Exercise input:
○ ○ ○ ○ ○ ○ ○
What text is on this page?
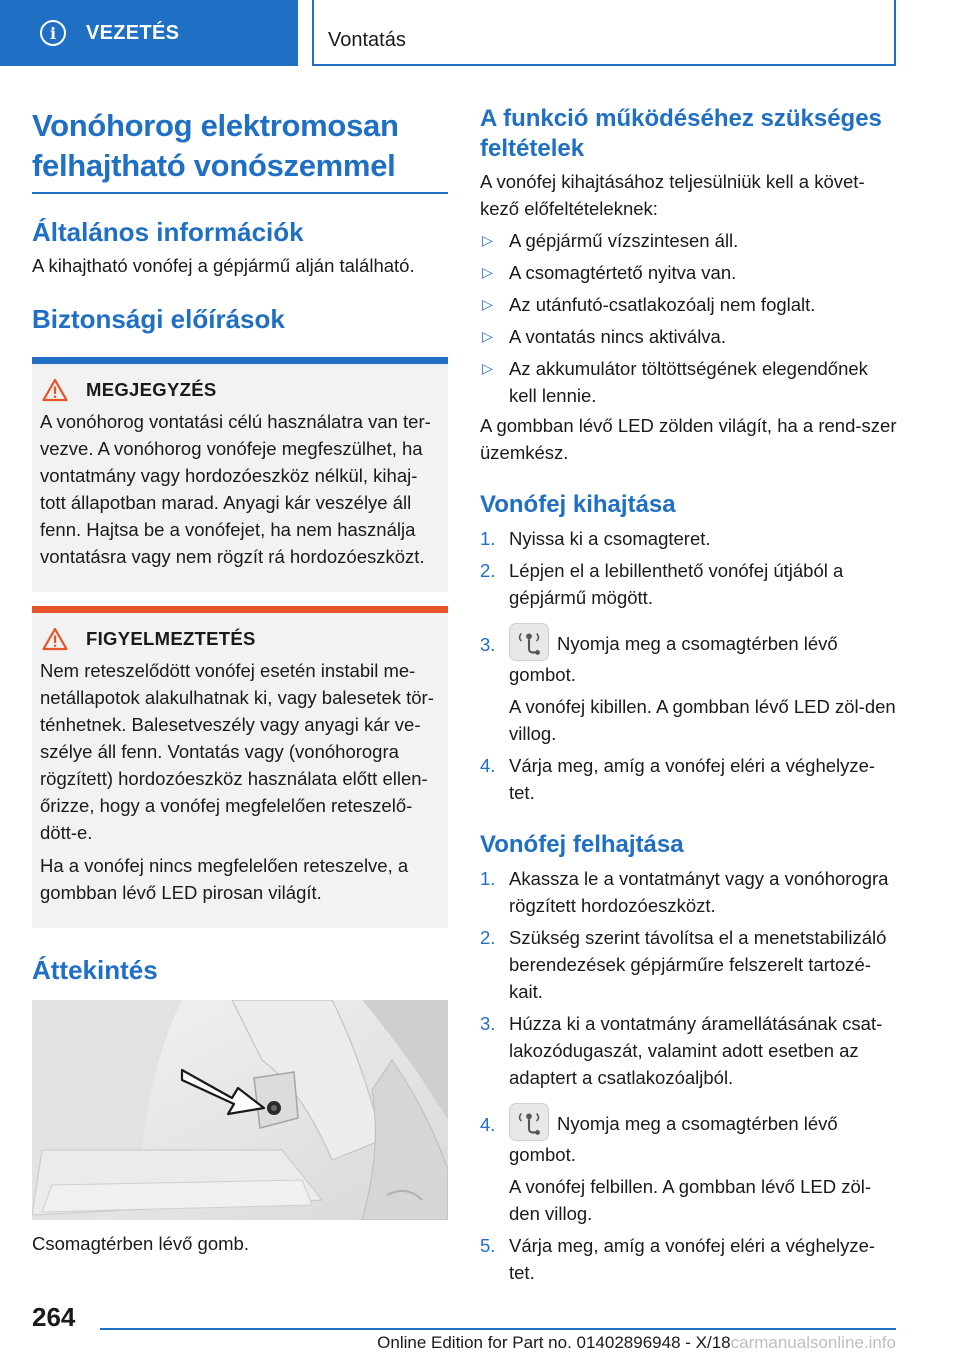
i	VEZETÉS	Vontatás
Vonóhorog elektromosan felhajtható vonószemmel
Általános információk
A kihajtható vonófej a gépjármű alján található.
Biztonsági előírások
MEGJEGYZÉS
A vonóhorog vontatási célú használatra van ter-vezve. A vonóhorog vonófeje megfeszülhet, ha vontatmány vagy hordozóeszköz nélkül, kihaj-tott állapotban marad. Anyagi kár veszélye áll fenn. Hajtsa be a vonófejet, ha nem használja vontatásra vagy nem rögzít rá hordozóeszközt.
FIGYELMEZTETÉS
Nem reteszelődött vonófej esetén instabil me-netállapotok alakulhatnak ki, vagy balesetek tör-ténhetnek. Balesetveszély vagy anyagi kár ve-szélye áll fenn. Vontatás vagy (vonóhorogra rögzített) hordozóeszköz használata előtt ellen-őrizze, hogy a vonófej megfelelően reteszelő-dött-e.
Ha a vonófej nincs megfelelően reteszelve, a gombban lévő LED pirosan világít.
Áttekintés
Csomagtérben lévő gomb.
A funkció működéséhez szükséges feltételek
A vonófej kihajtásához teljesülniük kell a követ-kező előfeltételeknek:
▷ A gépjármű vízszintesen áll.
▷ A csomagtértető nyitva van.
▷ Az utánfutó-csatlakozóalj nem foglalt.
▷ A vontatás nincs aktiválva.
▷ Az akkumulátor töltöttségének elegendőnek kell lennie.
A gombban lévő LED zölden világít, ha a rend-szer üzemkész.
Vonófej kihajtása
1. Nyissa ki a csomagteret.
2. Lépjen el a lebillenthető vonófej útjából a gépjármű mögött.
3.	Nyomja meg a csomagtérben lévő gombot.
A vonófej kibillen. A gombban lévő LED zöl-den villog.
4. Várja meg, amíg a vonófej eléri a véghelyze-tet.
Vonófej felhajtása
1. Akassza le a vontatmányt vagy a vonóhorogra rögzített hordozóeszközt.
2. Szükség szerint távolítsa el a menetstabilizáló berendezések gépjárműre felszerelt tartozé-kait.
3. Húzza ki a vontatmány áramellátásának csat-lakozódugaszát, valamint adott esetben az adaptert a csatlakozóaljból.
4.	Nyomja meg a csomagtérben lévő gombot.
A vonófej felbillen. A gombban lévő LED zöl-den villog.
5. Várja meg, amíg a vonófej eléri a véghelyze-tet.
264
Online Edition for Part no. 01402896948 - X/18carmanualsonline.info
○ ○ ○ ○ ○ ○ ○
Given request:
Leave the pictures out and reproduce each record exactly as written.

Exercise output:
What text is on this page?
i	VEZETÉS	Vontatás
Vonóhorog elektromosan felhajtható vonószemmel
Általános információk
A kihajtható vonófej a gépjármű alján található.
Biztonsági előírások
MEGJEGYZÉS
A vonóhorog vontatási célú használatra van ter-vezve. A vonóhorog vonófeje megfeszülhet, ha vontatmány vagy hordozóeszköz nélkül, kihaj-tott állapotban marad. Anyagi kár veszélye áll fenn. Hajtsa be a vonófejet, ha nem használja vontatásra vagy nem rögzít rá hordozóeszközt.
FIGYELMEZTETÉS
Nem reteszelődött vonófej esetén instabil me-netállapotok alakulhatnak ki, vagy balesetek tör-ténhetnek. Balesetveszély vagy anyagi kár ve-szélye áll fenn. Vontatás vagy (vonóhorogra rögzített) hordozóeszköz használata előtt ellen-őrizze, hogy a vonófej megfelelően reteszelő-dött-e.
Ha a vonófej nincs megfelelően reteszelve, a gombban lévő LED pirosan világít.
Áttekintés
Csomagtérben lévő gomb.
A funkció működéséhez szükséges feltételek
A vonófej kihajtásához teljesülniük kell a követ-kező előfeltételeknek:
▷ A gépjármű vízszintesen áll.
▷ A csomagtértető nyitva van.
▷ Az utánfutó-csatlakozóalj nem foglalt.
▷ A vontatás nincs aktiválva.
▷ Az akkumulátor töltöttségének elegendőnek kell lennie.
A gombban lévő LED zölden világít, ha a rend-szer üzemkész.
Vonófej kihajtása
1. Nyissa ki a csomagteret.
2. Lépjen el a lebillenthető vonófej útjából a gépjármű mögött.
3.	Nyomja meg a csomagtérben lévő gombot.
A vonófej kibillen. A gombban lévő LED zöl-den villog.
4. Várja meg, amíg a vonófej eléri a véghelyze-tet.
Vonófej felhajtása
1. Akassza le a vontatmányt vagy a vonóhorogra rögzített hordozóeszközt.
2. Szükség szerint távolítsa el a menetstabilizáló berendezések gépjárműre felszerelt tartozé-kait.
3. Húzza ki a vontatmány áramellátásának csat-lakozódugaszát, valamint adott esetben az adaptert a csatlakozóaljból.
4.	Nyomja meg a csomagtérben lévő gombot.
A vonófej felbillen. A gombban lévő LED zöl-den villog.
5. Várja meg, amíg a vonófej eléri a véghelyze-tet.
264
Online Edition for Part no. 01402896948 - X/18carmanualsonline.info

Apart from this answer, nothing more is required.